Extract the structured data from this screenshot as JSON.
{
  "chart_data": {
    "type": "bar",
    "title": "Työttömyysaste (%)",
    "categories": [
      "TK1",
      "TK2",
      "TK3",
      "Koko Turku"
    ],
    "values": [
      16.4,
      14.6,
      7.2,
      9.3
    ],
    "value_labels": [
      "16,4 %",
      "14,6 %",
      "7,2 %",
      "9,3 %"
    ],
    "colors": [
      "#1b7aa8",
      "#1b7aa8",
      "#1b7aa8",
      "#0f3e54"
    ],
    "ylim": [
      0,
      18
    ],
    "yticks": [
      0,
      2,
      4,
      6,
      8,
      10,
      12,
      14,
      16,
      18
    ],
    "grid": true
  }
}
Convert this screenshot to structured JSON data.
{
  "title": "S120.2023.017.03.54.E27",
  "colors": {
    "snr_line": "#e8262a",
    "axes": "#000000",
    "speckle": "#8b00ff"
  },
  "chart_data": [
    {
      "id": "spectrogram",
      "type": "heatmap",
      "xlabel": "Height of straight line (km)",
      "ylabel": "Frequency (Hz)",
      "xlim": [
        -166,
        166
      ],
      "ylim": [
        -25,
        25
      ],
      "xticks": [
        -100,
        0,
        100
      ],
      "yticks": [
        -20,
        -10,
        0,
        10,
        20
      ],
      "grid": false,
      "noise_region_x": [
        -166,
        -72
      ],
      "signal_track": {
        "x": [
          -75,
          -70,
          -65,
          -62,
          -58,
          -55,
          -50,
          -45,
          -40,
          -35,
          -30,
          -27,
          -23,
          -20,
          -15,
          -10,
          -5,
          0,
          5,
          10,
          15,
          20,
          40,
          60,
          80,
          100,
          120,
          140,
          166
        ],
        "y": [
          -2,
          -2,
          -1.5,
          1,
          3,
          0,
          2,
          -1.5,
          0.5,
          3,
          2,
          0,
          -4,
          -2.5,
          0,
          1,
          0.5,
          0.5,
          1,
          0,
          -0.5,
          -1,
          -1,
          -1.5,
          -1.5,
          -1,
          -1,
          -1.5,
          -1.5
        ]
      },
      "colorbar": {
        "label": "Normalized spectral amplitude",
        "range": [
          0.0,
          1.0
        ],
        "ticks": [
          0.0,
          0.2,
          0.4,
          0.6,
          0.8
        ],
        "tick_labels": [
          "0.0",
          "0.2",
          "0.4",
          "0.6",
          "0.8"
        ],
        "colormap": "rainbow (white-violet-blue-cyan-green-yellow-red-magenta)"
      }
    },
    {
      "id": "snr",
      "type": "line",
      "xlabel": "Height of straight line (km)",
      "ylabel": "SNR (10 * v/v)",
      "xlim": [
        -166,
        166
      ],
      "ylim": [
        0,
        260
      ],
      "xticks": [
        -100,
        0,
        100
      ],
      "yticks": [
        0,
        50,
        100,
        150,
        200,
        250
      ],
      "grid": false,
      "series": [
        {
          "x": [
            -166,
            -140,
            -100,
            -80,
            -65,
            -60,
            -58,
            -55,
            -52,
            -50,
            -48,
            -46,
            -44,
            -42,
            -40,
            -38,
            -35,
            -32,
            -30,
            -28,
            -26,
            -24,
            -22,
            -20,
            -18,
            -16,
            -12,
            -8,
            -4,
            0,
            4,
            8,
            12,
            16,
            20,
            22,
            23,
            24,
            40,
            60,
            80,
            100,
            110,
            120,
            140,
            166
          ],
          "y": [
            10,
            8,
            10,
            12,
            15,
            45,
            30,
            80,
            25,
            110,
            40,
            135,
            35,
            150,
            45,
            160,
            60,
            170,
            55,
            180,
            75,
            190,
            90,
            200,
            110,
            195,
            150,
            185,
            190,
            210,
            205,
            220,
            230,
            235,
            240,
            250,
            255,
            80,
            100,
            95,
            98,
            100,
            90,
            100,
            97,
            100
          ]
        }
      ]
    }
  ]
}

⁂

- **Required task**
Write the whole listing out again. Keep every line exactly as it is.

- **Expected answer**
Extract the structured data from this screenshot as JSON.
{
  "chart_data": {
    "type": "bar",
    "title": "Työttömyysaste (%)",
    "categories": [
      "TK1",
      "TK2",
      "TK3",
      "Koko Turku"
    ],
    "values": [
      16.4,
      14.6,
      7.2,
      9.3
    ],
    "value_labels": [
      "16,4 %",
      "14,6 %",
      "7,2 %",
      "9,3 %"
    ],
    "colors": [
      "#1b7aa8",
      "#1b7aa8",
      "#1b7aa8",
      "#0f3e54"
    ],
    "ylim": [
      0,
      18
    ],
    "yticks": [
      0,
      2,
      4,
      6,
      8,
      10,
      12,
      14,
      16,
      18
    ],
    "grid": true
  }
}
Convert this screenshot to structured JSON data.
{
  "title": "S120.2023.017.03.54.E27",
  "colors": {
    "snr_line": "#e8262a",
    "axes": "#000000",
    "speckle": "#8b00ff"
  },
  "chart_data": [
    {
      "id": "spectrogram",
      "type": "heatmap",
      "xlabel": "Height of straight line (km)",
      "ylabel": "Frequency (Hz)",
      "xlim": [
        -166,
        166
      ],
      "ylim": [
        -25,
        25
      ],
      "xticks": [
        -100,
        0,
        100
      ],
      "yticks": [
        -20,
        -10,
        0,
        10,
        20
      ],
      "grid": false,
      "noise_region_x": [
        -166,
        -72
      ],
      "signal_track": {
        "x": [
          -75,
          -70,
          -65,
          -62,
          -58,
          -55,
          -50,
          -45,
          -40,
          -35,
          -30,
          -27,
          -23,
          -20,
          -15,
          -10,
          -5,
          0,
          5,
          10,
          15,
          20,
          40,
          60,
          80,
          100,
          120,
          140,
          166
        ],
        "y": [
          -2,
          -2,
          -1.5,
          1,
          3,
          0,
          2,
          -1.5,
          0.5,
          3,
          2,
          0,
          -4,
          -2.5,
          0,
          1,
          0.5,
          0.5,
          1,
          0,
          -0.5,
          -1,
          -1,
          -1.5,
          -1.5,
          -1,
          -1,
          -1.5,
          -1.5
        ]
      },
      "colorbar": {
        "label": "Normalized spectral amplitude",
        "range": [
          0.0,
          1.0
        ],
        "ticks": [
          0.0,
          0.2,
          0.4,
          0.6,
          0.8
        ],
        "tick_labels": [
          "0.0",
          "0.2",
          "0.4",
          "0.6",
          "0.8"
        ],
        "colormap": "rainbow (white-violet-blue-cyan-green-yellow-red-magenta)"
      }
    },
    {
      "id": "snr",
      "type": "line",
      "xlabel": "Height of straight line (km)",
      "ylabel": "SNR (10 * v/v)",
      "xlim": [
        -166,
        166
      ],
      "ylim": [
        0,
        260
      ],
      "xticks": [
        -100,
        0,
        100
      ],
      "yticks": [
        0,
        50,
        100,
        150,
        200,
        250
      ],
      "grid": false,
      "series": [
        {
          "x": [
            -166,
            -140,
            -100,
            -80,
            -65,
            -60,
            -58,
            -55,
            -52,
            -50,
            -48,
            -46,
            -44,
            -42,
            -40,
            -38,
            -35,
            -32,
            -30,
            -28,
            -26,
            -24,
            -22,
            -20,
            -18,
            -16,
            -12,
            -8,
            -4,
            0,
            4,
            8,
            12,
            16,
            20,
            22,
            23,
            24,
            40,
            60,
            80,
            100,
            110,
            120,
            140,
            166
          ],
          "y": [
            10,
            8,
            10,
            12,
            15,
            45,
            30,
            80,
            25,
            110,
            40,
            135,
            35,
            150,
            45,
            160,
            60,
            170,
            55,
            180,
            75,
            190,
            90,
            200,
            110,
            195,
            150,
            185,
            190,
            210,
            205,
            220,
            230,
            235,
            240,
            250,
            255,
            80,
            100,
            95,
            98,
            100,
            90,
            100,
            97,
            100
          ]
        }
      ]
    }
  ]
}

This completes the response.